DIRECTIONS: Pictures don't belong in the copy; print all the records exactly.

===== RECORDED DATA =====

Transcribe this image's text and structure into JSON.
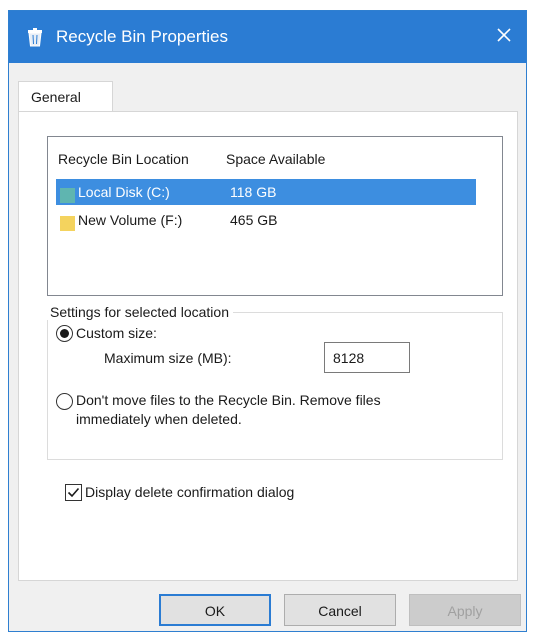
{
  "window": {
    "title": "Recycle Bin Properties",
    "title_icon": "recycle-bin-icon",
    "close_icon": "close-icon",
    "accent_color": "#2b7cd3"
  },
  "tabs": [
    {
      "label": "General",
      "active": true
    }
  ],
  "location_list": {
    "columns": [
      "Recycle Bin Location",
      "Space Available"
    ],
    "rows": [
      {
        "name": "Local Disk (C:)",
        "space": "118 GB",
        "selected": true,
        "icon": "drive-icon",
        "icon_color": "#5fb5b0"
      },
      {
        "name": "New Volume (F:)",
        "space": "465 GB",
        "selected": false,
        "icon": "drive-icon",
        "icon_color": "#f4d35e"
      }
    ],
    "selection_color": "#3d8ee0"
  },
  "settings": {
    "group_label": "Settings for selected location",
    "custom_size_label": "Custom size:",
    "custom_size_selected": true,
    "max_size_label": "Maximum size (MB):",
    "max_size_value": "8128",
    "dont_move_line1": "Don't move files to the Recycle Bin. Remove files",
    "dont_move_line2": "immediately when deleted.",
    "dont_move_selected": false
  },
  "confirm": {
    "label": "Display delete confirmation dialog",
    "checked": true
  },
  "buttons": {
    "ok": "OK",
    "cancel": "Cancel",
    "apply": "Apply",
    "apply_enabled": false
  }
}
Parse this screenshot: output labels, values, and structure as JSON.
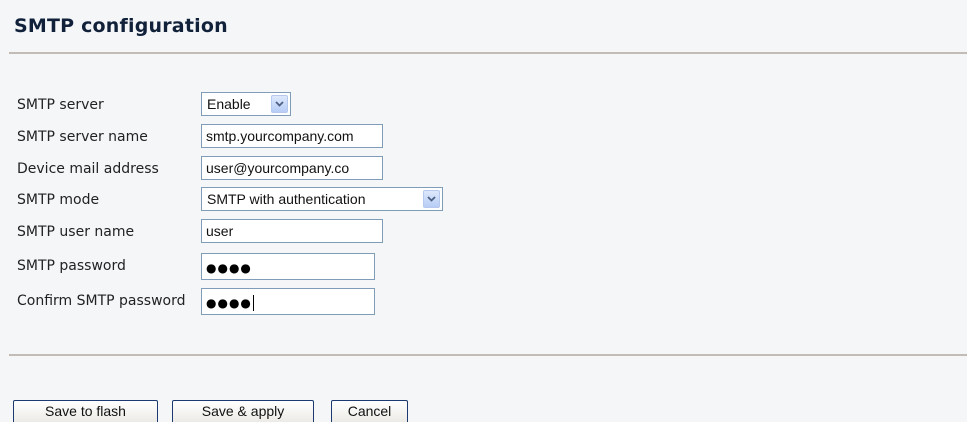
{
  "page": {
    "title": "SMTP configuration"
  },
  "form": {
    "smtp_server": {
      "label": "SMTP server",
      "value": "Enable"
    },
    "smtp_server_name": {
      "label": "SMTP server name",
      "value": "smtp.yourcompany.com"
    },
    "device_mail_address": {
      "label": "Device mail address",
      "value": "user@yourcompany.co"
    },
    "smtp_mode": {
      "label": "SMTP mode",
      "value": "SMTP with authentication"
    },
    "smtp_user_name": {
      "label": "SMTP user name",
      "value": "user"
    },
    "smtp_password": {
      "label": "SMTP password",
      "masked_value": "●●●●"
    },
    "confirm_smtp_password": {
      "label": "Confirm SMTP password",
      "masked_value": "●●●●"
    }
  },
  "buttons": {
    "save_to_flash": "Save to flash",
    "save_and_apply": "Save & apply",
    "cancel": "Cancel"
  },
  "icons": {
    "dropdown": "chevron-down-icon"
  },
  "colors": {
    "background": "#f4f6f8",
    "title": "#11213a",
    "input_border": "#7f9db9",
    "rule": "#c3bcb6",
    "button_border": "#1c3a70"
  }
}
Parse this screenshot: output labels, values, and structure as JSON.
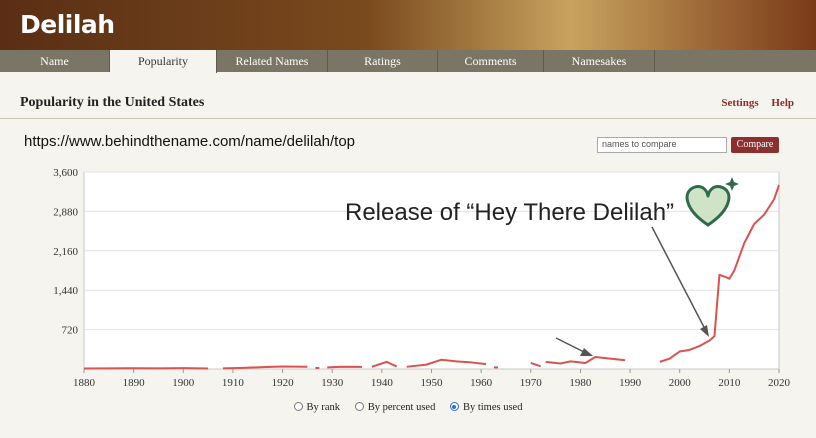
{
  "site": {
    "name": "Delilah"
  },
  "tabs": [
    {
      "label": "Name"
    },
    {
      "label": "Popularity",
      "active": true
    },
    {
      "label": "Related Names"
    },
    {
      "label": "Ratings"
    },
    {
      "label": "Comments"
    },
    {
      "label": "Namesakes"
    }
  ],
  "section": {
    "title": "Popularity in the United States",
    "settings": "Settings",
    "help": "Help"
  },
  "url": "https://www.behindthename.com/name/delilah/top",
  "compare": {
    "placeholder": "names to compare",
    "button": "Compare"
  },
  "annotation": "Release of “Hey There Delilah”",
  "radios": [
    {
      "label": "By rank",
      "checked": false
    },
    {
      "label": "By percent used",
      "checked": false
    },
    {
      "label": "By times used",
      "checked": true
    }
  ],
  "colors": {
    "line": "#d9534f",
    "accent": "#8b2f2f",
    "heart": "#2f6b4a"
  },
  "chart_data": {
    "type": "line",
    "xlim": [
      1880,
      2020
    ],
    "ylim": [
      0,
      3600
    ],
    "xticks": [
      1880,
      1890,
      1900,
      1910,
      1920,
      1930,
      1940,
      1950,
      1960,
      1970,
      1980,
      1990,
      2000,
      2010,
      2020
    ],
    "yticks": [
      720,
      1440,
      2160,
      2880,
      3600
    ],
    "ytick_labels": [
      "720",
      "1,440",
      "2,160",
      "2,880",
      "3,600"
    ],
    "series": [
      {
        "segments": [
          [
            [
              1880,
              10
            ],
            [
              1885,
              12
            ],
            [
              1890,
              14
            ],
            [
              1895,
              12
            ],
            [
              1900,
              15
            ],
            [
              1905,
              10
            ]
          ],
          [
            [
              1908,
              12
            ],
            [
              1912,
              20
            ],
            [
              1916,
              35
            ],
            [
              1920,
              45
            ],
            [
              1925,
              40
            ]
          ],
          [
            [
              1927,
              18
            ]
          ],
          [
            [
              1929,
              30
            ],
            [
              1932,
              40
            ],
            [
              1936,
              38
            ]
          ],
          [
            [
              1938,
              40
            ],
            [
              1941,
              130
            ],
            [
              1943,
              45
            ]
          ],
          [
            [
              1945,
              40
            ],
            [
              1949,
              80
            ],
            [
              1952,
              170
            ],
            [
              1955,
              140
            ],
            [
              1958,
              120
            ],
            [
              1961,
              90
            ]
          ],
          [
            [
              1963,
              30
            ]
          ],
          [
            [
              1970,
              110
            ],
            [
              1972,
              50
            ]
          ],
          [
            [
              1973,
              130
            ],
            [
              1976,
              100
            ],
            [
              1978,
              140
            ],
            [
              1981,
              110
            ],
            [
              1983,
              220
            ],
            [
              1986,
              190
            ],
            [
              1989,
              160
            ]
          ],
          [
            [
              1996,
              130
            ],
            [
              1998,
              190
            ],
            [
              2000,
              320
            ],
            [
              2002,
              350
            ],
            [
              2004,
              420
            ],
            [
              2006,
              520
            ],
            [
              2007,
              600
            ],
            [
              2008,
              1720
            ],
            [
              2009,
              1690
            ],
            [
              2010,
              1650
            ],
            [
              2011,
              1800
            ],
            [
              2013,
              2300
            ],
            [
              2015,
              2650
            ],
            [
              2017,
              2820
            ],
            [
              2019,
              3100
            ],
            [
              2020,
              3360
            ]
          ]
        ]
      }
    ]
  }
}
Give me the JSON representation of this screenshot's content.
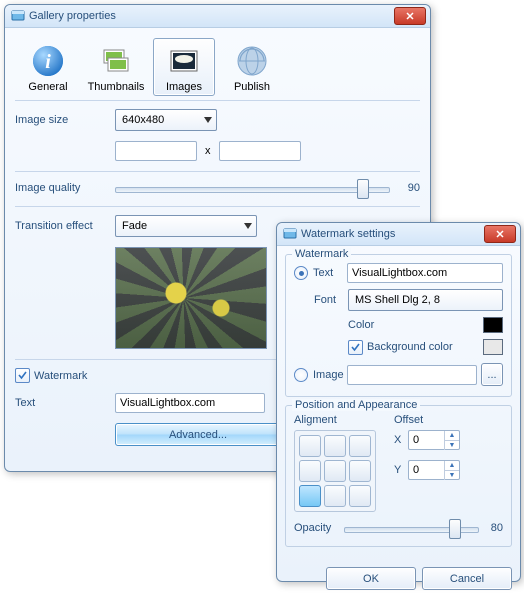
{
  "win1": {
    "title": "Gallery properties",
    "tabs": {
      "general": "General",
      "thumbnails": "Thumbnails",
      "images": "Images",
      "publish": "Publish"
    },
    "labels": {
      "image_size": "Image size",
      "x": "x",
      "image_quality": "Image quality",
      "transition": "Transition effect",
      "watermark": "Watermark",
      "text": "Text"
    },
    "image_size_value": "640x480",
    "quality_value": "90",
    "transition_value": "Fade",
    "text_value": "VisualLightbox.com",
    "advanced_btn": "Advanced..."
  },
  "win2": {
    "title": "Watermark settings",
    "group_watermark": "Watermark",
    "group_pos": "Position and Appearance",
    "radio_text": "Text",
    "text_value": "VisualLightbox.com",
    "font_label": "Font",
    "font_value": "MS Shell Dlg 2, 8",
    "color_label": "Color",
    "bg_label": "Background color",
    "radio_image": "Image",
    "browse_btn": "...",
    "align_label": "Aligment",
    "offset_label": "Offset",
    "x_label": "X",
    "y_label": "Y",
    "x_value": "0",
    "y_value": "0",
    "opacity_label": "Opacity",
    "opacity_value": "80",
    "ok_btn": "OK",
    "cancel_btn": "Cancel"
  }
}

=====

EXPECTED OUTPUT:
Transcribe this image's text and structure into JSON.
{
  "window": {
    "title": "Recycle Bin Properties",
    "title_icon": "recycle-bin-icon",
    "close_icon": "close-icon",
    "accent_color": "#2b7cd3"
  },
  "tabs": [
    {
      "label": "General",
      "active": true
    }
  ],
  "location_list": {
    "columns": [
      "Recycle Bin Location",
      "Space Available"
    ],
    "rows": [
      {
        "name": "Local Disk (C:)",
        "space": "118 GB",
        "selected": true,
        "icon": "drive-icon",
        "icon_color": "#5fb5b0"
      },
      {
        "name": "New Volume (F:)",
        "space": "465 GB",
        "selected": false,
        "icon": "drive-icon",
        "icon_color": "#f4d35e"
      }
    ],
    "selection_color": "#3d8ee0"
  },
  "settings": {
    "group_label": "Settings for selected location",
    "custom_size_label": "Custom size:",
    "custom_size_selected": true,
    "max_size_label": "Maximum size (MB):",
    "max_size_value": "8128",
    "dont_move_line1": "Don't move files to the Recycle Bin. Remove files",
    "dont_move_line2": "immediately when deleted.",
    "dont_move_selected": false
  },
  "confirm": {
    "label": "Display delete confirmation dialog",
    "checked": true
  },
  "buttons": {
    "ok": "OK",
    "cancel": "Cancel",
    "apply": "Apply",
    "apply_enabled": false
  }
}
Parse this screenshot: output labels, values, and structure as JSON.
{
  "page": {
    "title": "SMTP configuration"
  },
  "form": {
    "smtp_server": {
      "label": "SMTP server",
      "value": "Enable"
    },
    "smtp_server_name": {
      "label": "SMTP server name",
      "value": "smtp.yourcompany.com"
    },
    "device_mail_address": {
      "label": "Device mail address",
      "value": "user@yourcompany.co"
    },
    "smtp_mode": {
      "label": "SMTP mode",
      "value": "SMTP with authentication"
    },
    "smtp_user_name": {
      "label": "SMTP user name",
      "value": "user"
    },
    "smtp_password": {
      "label": "SMTP password",
      "masked_value": "●●●●"
    },
    "confirm_smtp_password": {
      "label": "Confirm SMTP password",
      "masked_value": "●●●●"
    }
  },
  "buttons": {
    "save_to_flash": "Save to flash",
    "save_and_apply": "Save & apply",
    "cancel": "Cancel"
  },
  "icons": {
    "dropdown": "chevron-down-icon"
  },
  "colors": {
    "background": "#f4f6f8",
    "title": "#11213a",
    "input_border": "#7f9db9",
    "rule": "#c3bcb6",
    "button_border": "#1c3a70"
  }
}
Parse this screenshot: output labels, values, and structure as JSON.
{
  "site": {
    "name": "Delilah"
  },
  "tabs": [
    {
      "label": "Name"
    },
    {
      "label": "Popularity",
      "active": true
    },
    {
      "label": "Related Names"
    },
    {
      "label": "Ratings"
    },
    {
      "label": "Comments"
    },
    {
      "label": "Namesakes"
    }
  ],
  "section": {
    "title": "Popularity in the United States",
    "settings": "Settings",
    "help": "Help"
  },
  "url": "https://www.behindthename.com/name/delilah/top",
  "compare": {
    "placeholder": "names to compare",
    "button": "Compare"
  },
  "annotation": "Release of “Hey There Delilah”",
  "radios": [
    {
      "label": "By rank",
      "checked": false
    },
    {
      "label": "By percent used",
      "checked": false
    },
    {
      "label": "By times used",
      "checked": true
    }
  ],
  "colors": {
    "line": "#d9534f",
    "accent": "#8b2f2f",
    "heart": "#2f6b4a"
  },
  "chart_data": {
    "type": "line",
    "xlim": [
      1880,
      2020
    ],
    "ylim": [
      0,
      3600
    ],
    "xticks": [
      1880,
      1890,
      1900,
      1910,
      1920,
      1930,
      1940,
      1950,
      1960,
      1970,
      1980,
      1990,
      2000,
      2010,
      2020
    ],
    "yticks": [
      720,
      1440,
      2160,
      2880,
      3600
    ],
    "ytick_labels": [
      "720",
      "1,440",
      "2,160",
      "2,880",
      "3,600"
    ],
    "series": [
      {
        "segments": [
          [
            [
              1880,
              10
            ],
            [
              1885,
              12
            ],
            [
              1890,
              14
            ],
            [
              1895,
              12
            ],
            [
              1900,
              15
            ],
            [
              1905,
              10
            ]
          ],
          [
            [
              1908,
              12
            ],
            [
              1912,
              20
            ],
            [
              1916,
              35
            ],
            [
              1920,
              45
            ],
            [
              1925,
              40
            ]
          ],
          [
            [
              1927,
              18
            ]
          ],
          [
            [
              1929,
              30
            ],
            [
              1932,
              40
            ],
            [
              1936,
              38
            ]
          ],
          [
            [
              1938,
              40
            ],
            [
              1941,
              130
            ],
            [
              1943,
              45
            ]
          ],
          [
            [
              1945,
              40
            ],
            [
              1949,
              80
            ],
            [
              1952,
              170
            ],
            [
              1955,
              140
            ],
            [
              1958,
              120
            ],
            [
              1961,
              90
            ]
          ],
          [
            [
              1963,
              30
            ]
          ],
          [
            [
              1970,
              110
            ],
            [
              1972,
              50
            ]
          ],
          [
            [
              1973,
              130
            ],
            [
              1976,
              100
            ],
            [
              1978,
              140
            ],
            [
              1981,
              110
            ],
            [
              1983,
              220
            ],
            [
              1986,
              190
            ],
            [
              1989,
              160
            ]
          ],
          [
            [
              1996,
              130
            ],
            [
              1998,
              190
            ],
            [
              2000,
              320
            ],
            [
              2002,
              350
            ],
            [
              2004,
              420
            ],
            [
              2006,
              520
            ],
            [
              2007,
              600
            ],
            [
              2008,
              1720
            ],
            [
              2009,
              1690
            ],
            [
              2010,
              1650
            ],
            [
              2011,
              1800
            ],
            [
              2013,
              2300
            ],
            [
              2015,
              2650
            ],
            [
              2017,
              2820
            ],
            [
              2019,
              3100
            ],
            [
              2020,
              3360
            ]
          ]
        ]
      }
    ]
  }
}
Give me the JSON representation of this screenshot's content.
{
  "win1": {
    "title": "Gallery properties",
    "tabs": {
      "general": "General",
      "thumbnails": "Thumbnails",
      "images": "Images",
      "publish": "Publish"
    },
    "labels": {
      "image_size": "Image size",
      "x": "x",
      "image_quality": "Image quality",
      "transition": "Transition effect",
      "watermark": "Watermark",
      "text": "Text"
    },
    "image_size_value": "640x480",
    "quality_value": "90",
    "transition_value": "Fade",
    "text_value": "VisualLightbox.com",
    "advanced_btn": "Advanced..."
  },
  "win2": {
    "title": "Watermark settings",
    "group_watermark": "Watermark",
    "group_pos": "Position and Appearance",
    "radio_text": "Text",
    "text_value": "VisualLightbox.com",
    "font_label": "Font",
    "font_value": "MS Shell Dlg 2, 8",
    "color_label": "Color",
    "bg_label": "Background color",
    "radio_image": "Image",
    "browse_btn": "...",
    "align_label": "Aligment",
    "offset_label": "Offset",
    "x_label": "X",
    "y_label": "Y",
    "x_value": "0",
    "y_value": "0",
    "opacity_label": "Opacity",
    "opacity_value": "80",
    "ok_btn": "OK",
    "cancel_btn": "Cancel"
  }
}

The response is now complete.